-- Required task --
Gather all lines from the material that contain "полномочий".

-- Data entries --
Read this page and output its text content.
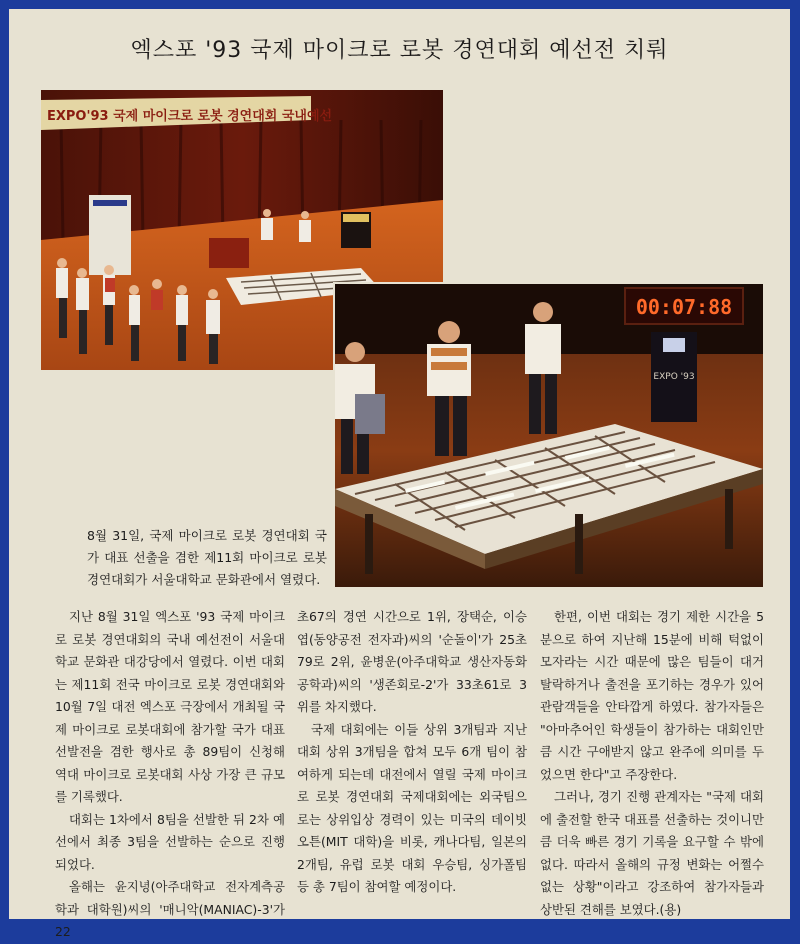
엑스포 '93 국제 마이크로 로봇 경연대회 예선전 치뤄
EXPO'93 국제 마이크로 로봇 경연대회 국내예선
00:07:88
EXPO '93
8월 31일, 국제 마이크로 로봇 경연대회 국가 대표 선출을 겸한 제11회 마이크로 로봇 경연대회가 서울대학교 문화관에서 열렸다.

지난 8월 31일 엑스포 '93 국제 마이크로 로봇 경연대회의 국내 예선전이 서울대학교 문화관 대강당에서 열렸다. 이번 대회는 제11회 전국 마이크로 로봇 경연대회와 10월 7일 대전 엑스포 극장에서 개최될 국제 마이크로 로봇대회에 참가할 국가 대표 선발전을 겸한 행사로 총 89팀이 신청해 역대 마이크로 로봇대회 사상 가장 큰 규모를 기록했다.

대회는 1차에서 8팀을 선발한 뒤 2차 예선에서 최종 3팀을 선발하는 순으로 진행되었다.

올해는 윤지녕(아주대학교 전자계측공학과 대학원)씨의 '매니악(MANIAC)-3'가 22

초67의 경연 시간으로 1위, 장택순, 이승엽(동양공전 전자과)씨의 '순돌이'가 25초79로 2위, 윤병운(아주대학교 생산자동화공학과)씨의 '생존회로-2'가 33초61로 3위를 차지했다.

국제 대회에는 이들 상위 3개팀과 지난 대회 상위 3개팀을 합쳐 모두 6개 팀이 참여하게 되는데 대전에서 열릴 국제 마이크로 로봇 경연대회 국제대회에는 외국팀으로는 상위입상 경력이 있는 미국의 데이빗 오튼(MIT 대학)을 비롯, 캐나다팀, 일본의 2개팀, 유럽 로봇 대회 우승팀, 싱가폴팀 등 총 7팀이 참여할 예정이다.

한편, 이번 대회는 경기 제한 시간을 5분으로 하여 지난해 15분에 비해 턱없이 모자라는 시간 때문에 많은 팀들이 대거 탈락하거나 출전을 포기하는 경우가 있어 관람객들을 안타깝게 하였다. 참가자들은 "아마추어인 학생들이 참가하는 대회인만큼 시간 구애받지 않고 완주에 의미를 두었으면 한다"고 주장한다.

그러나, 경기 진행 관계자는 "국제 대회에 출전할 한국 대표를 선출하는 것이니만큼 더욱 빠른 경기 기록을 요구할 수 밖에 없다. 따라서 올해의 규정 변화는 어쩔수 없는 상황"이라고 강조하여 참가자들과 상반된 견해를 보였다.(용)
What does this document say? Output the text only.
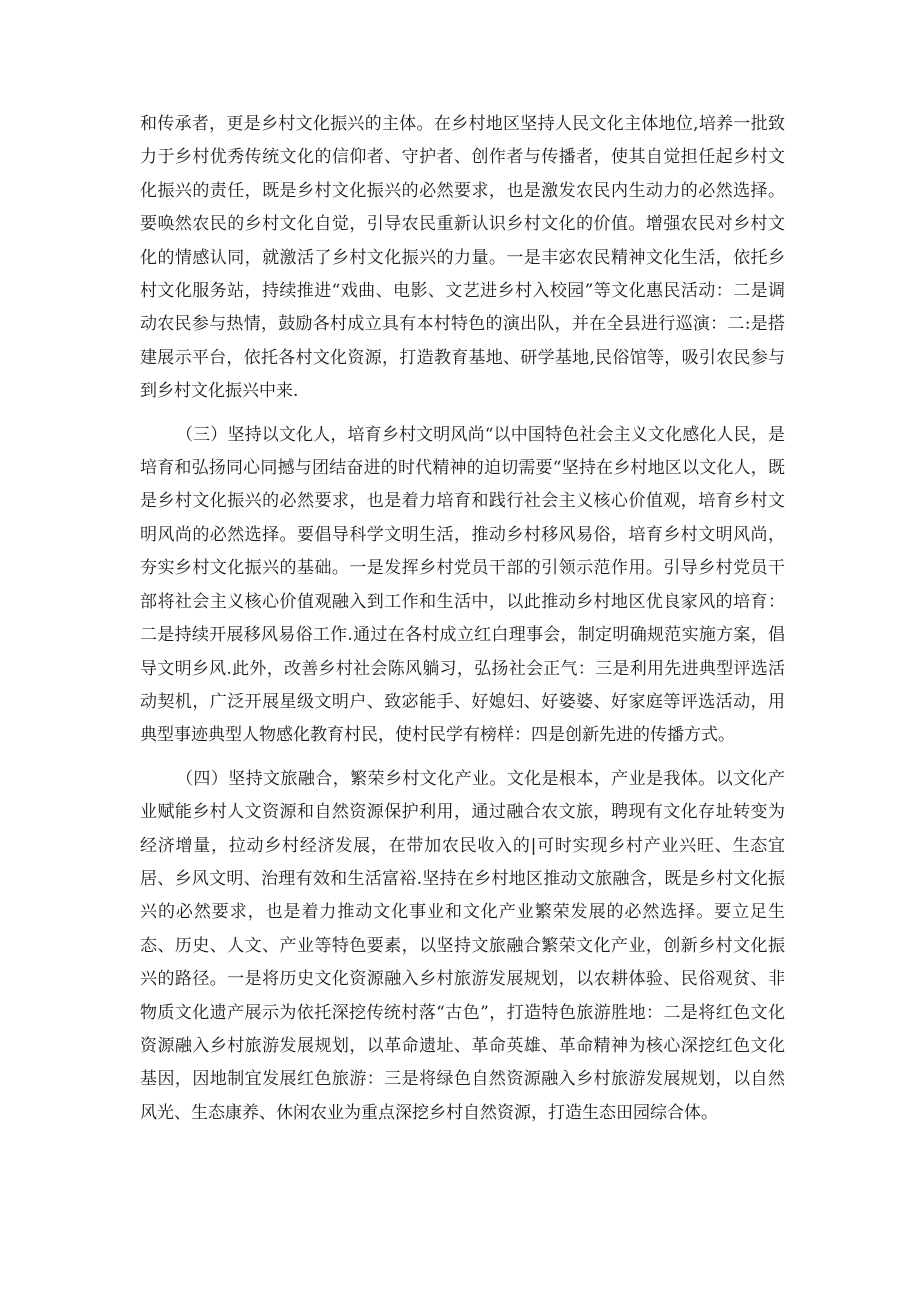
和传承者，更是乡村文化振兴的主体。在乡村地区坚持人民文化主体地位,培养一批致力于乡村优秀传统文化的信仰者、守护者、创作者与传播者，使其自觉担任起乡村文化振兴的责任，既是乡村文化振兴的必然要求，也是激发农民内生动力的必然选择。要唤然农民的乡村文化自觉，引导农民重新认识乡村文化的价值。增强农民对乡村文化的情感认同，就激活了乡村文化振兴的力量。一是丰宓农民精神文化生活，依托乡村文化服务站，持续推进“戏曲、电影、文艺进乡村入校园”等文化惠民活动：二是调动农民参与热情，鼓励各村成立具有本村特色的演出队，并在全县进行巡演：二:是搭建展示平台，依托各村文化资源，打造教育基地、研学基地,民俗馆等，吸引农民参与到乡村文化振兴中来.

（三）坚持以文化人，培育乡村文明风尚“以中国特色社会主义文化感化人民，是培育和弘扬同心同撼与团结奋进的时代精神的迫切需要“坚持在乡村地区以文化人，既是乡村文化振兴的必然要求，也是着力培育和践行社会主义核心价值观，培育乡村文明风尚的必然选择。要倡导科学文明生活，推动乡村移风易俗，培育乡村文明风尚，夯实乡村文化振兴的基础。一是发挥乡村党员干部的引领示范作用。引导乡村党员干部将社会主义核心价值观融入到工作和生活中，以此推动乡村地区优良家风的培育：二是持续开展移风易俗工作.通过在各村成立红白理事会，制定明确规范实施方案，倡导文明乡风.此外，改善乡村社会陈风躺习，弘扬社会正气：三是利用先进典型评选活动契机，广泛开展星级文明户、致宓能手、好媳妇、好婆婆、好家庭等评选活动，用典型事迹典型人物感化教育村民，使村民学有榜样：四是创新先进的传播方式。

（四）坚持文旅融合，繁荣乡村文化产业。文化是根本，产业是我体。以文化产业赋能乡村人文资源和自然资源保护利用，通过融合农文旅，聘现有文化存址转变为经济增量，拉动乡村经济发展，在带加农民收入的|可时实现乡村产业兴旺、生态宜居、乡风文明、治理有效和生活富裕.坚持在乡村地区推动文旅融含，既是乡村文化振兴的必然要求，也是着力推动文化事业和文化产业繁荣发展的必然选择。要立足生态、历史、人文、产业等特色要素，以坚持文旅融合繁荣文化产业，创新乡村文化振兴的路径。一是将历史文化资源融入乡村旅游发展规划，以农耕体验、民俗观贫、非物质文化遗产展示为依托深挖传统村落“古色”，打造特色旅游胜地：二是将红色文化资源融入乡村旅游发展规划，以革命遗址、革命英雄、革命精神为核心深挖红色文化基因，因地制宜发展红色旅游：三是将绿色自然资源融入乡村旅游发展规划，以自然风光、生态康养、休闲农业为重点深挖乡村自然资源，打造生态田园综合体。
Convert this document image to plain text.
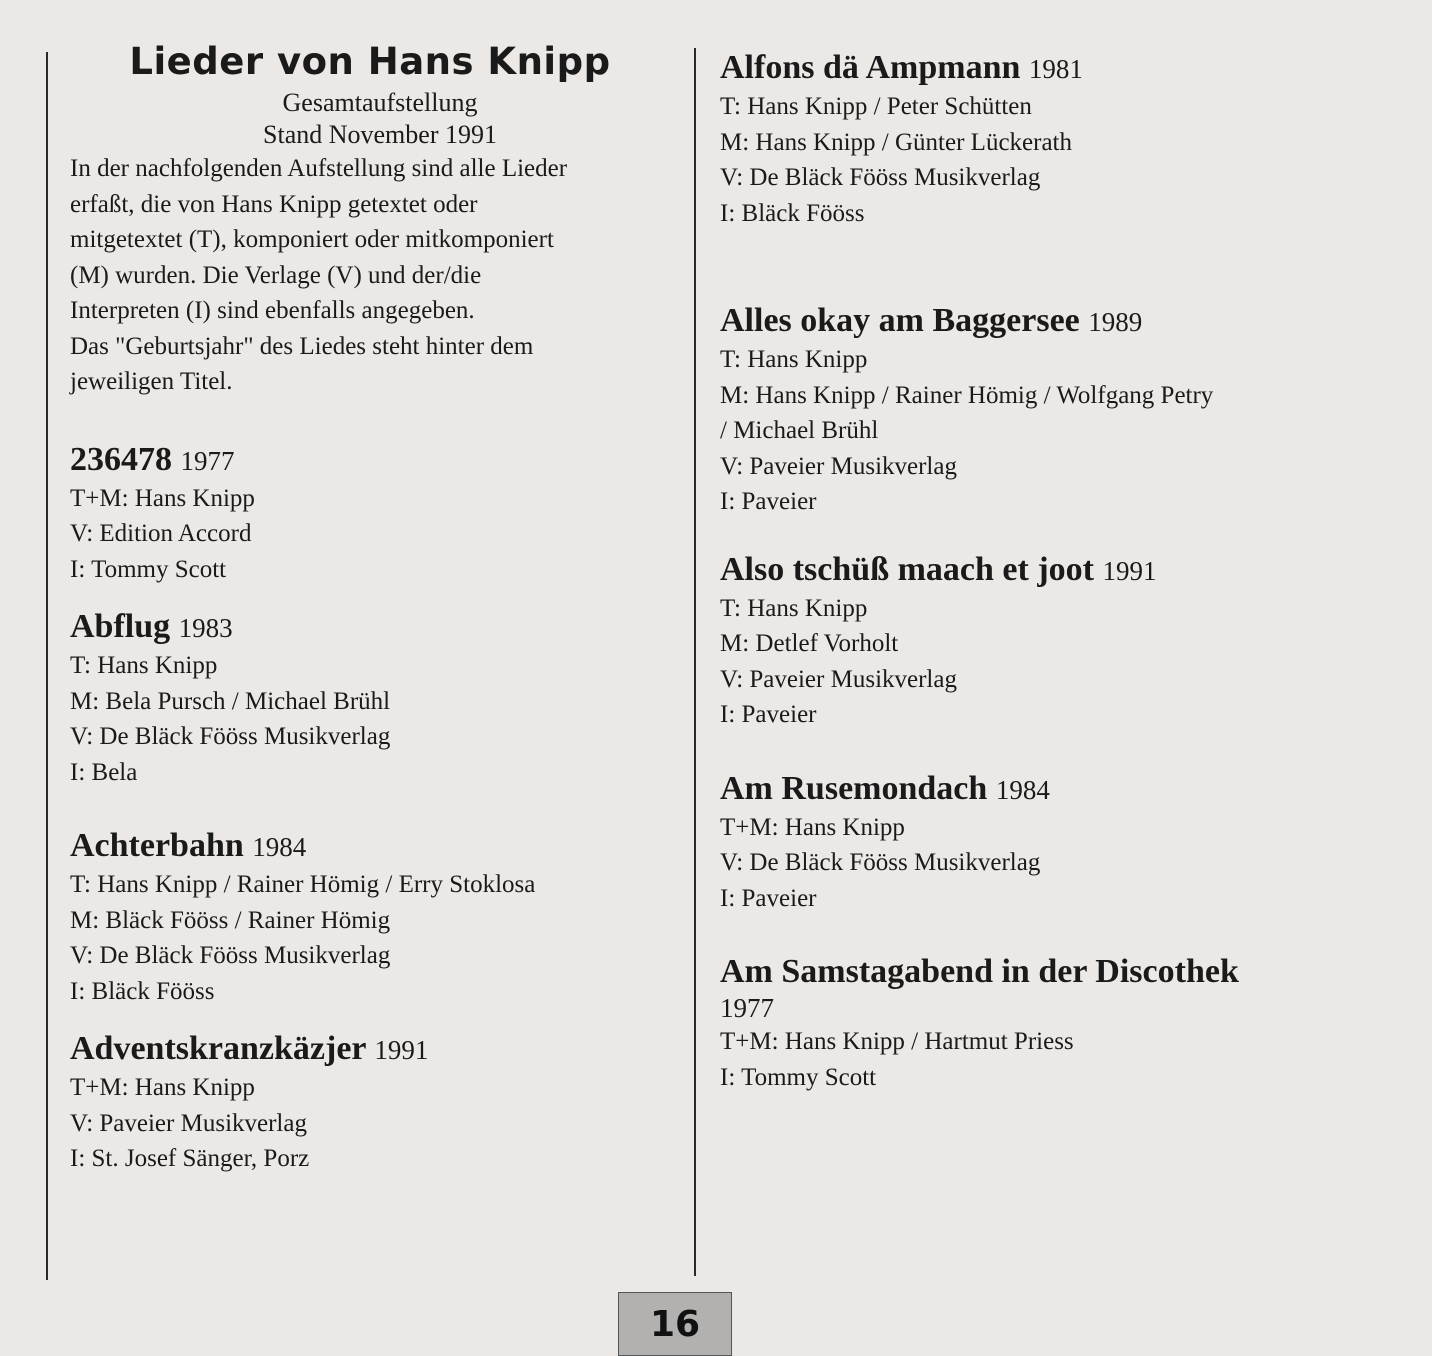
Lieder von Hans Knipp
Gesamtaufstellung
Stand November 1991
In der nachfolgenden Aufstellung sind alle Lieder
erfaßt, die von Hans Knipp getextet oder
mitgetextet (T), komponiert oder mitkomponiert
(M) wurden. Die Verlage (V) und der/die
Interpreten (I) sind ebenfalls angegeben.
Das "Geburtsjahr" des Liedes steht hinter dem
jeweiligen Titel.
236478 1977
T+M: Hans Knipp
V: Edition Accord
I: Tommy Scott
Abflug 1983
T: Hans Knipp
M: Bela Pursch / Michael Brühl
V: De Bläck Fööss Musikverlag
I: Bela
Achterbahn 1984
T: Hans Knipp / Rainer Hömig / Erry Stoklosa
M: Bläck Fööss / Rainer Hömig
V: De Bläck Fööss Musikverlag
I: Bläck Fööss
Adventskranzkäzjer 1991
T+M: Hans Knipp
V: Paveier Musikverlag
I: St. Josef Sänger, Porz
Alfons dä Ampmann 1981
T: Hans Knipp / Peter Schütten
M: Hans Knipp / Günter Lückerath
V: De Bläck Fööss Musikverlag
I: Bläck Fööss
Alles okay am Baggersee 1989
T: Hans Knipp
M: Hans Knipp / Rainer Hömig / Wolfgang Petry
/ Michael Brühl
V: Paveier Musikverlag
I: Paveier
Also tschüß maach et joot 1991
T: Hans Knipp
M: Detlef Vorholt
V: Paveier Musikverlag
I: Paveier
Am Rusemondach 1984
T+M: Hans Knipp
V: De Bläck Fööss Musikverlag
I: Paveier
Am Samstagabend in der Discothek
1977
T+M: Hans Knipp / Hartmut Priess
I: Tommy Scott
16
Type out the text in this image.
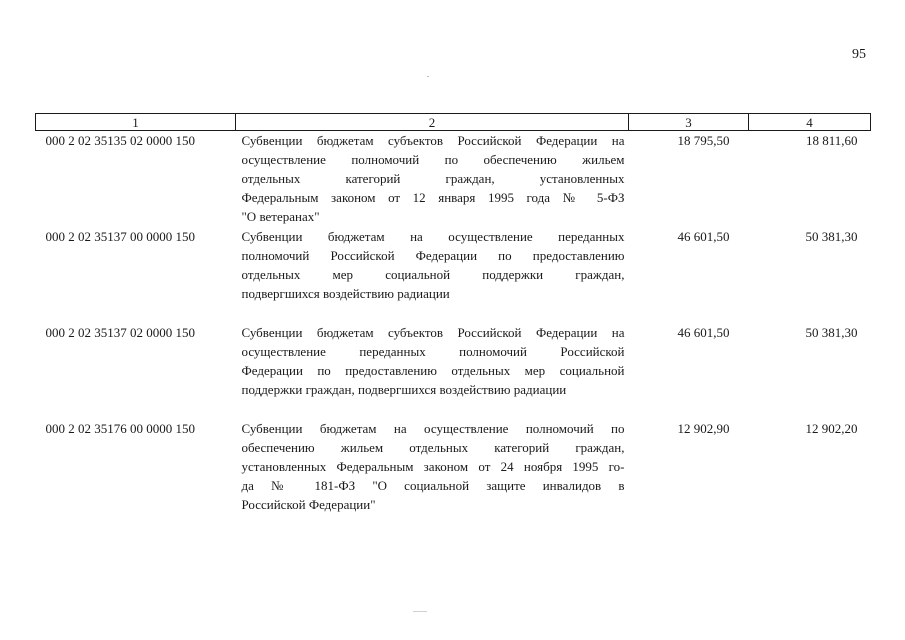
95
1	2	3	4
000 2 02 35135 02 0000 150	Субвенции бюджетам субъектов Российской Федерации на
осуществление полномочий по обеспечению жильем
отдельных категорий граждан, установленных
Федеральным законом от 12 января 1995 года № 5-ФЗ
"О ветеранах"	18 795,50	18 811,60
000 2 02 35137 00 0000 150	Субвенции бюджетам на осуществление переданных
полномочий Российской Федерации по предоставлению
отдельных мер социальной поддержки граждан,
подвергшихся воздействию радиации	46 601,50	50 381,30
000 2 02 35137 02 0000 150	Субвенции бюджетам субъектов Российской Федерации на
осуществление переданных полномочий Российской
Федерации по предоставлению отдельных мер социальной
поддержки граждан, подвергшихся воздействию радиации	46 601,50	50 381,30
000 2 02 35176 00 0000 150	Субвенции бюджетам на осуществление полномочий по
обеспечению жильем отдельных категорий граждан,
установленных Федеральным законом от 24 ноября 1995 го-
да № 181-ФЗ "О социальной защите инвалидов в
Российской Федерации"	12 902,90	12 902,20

-- Written answer --
осуществление полномочий по обеспечению жильем
полномочий Российской Федерации по предоставлению
осуществление переданных полномочий Российской
000 2 02 35176 00 0000 150	Субвенции бюджетам на осуществление полномочий по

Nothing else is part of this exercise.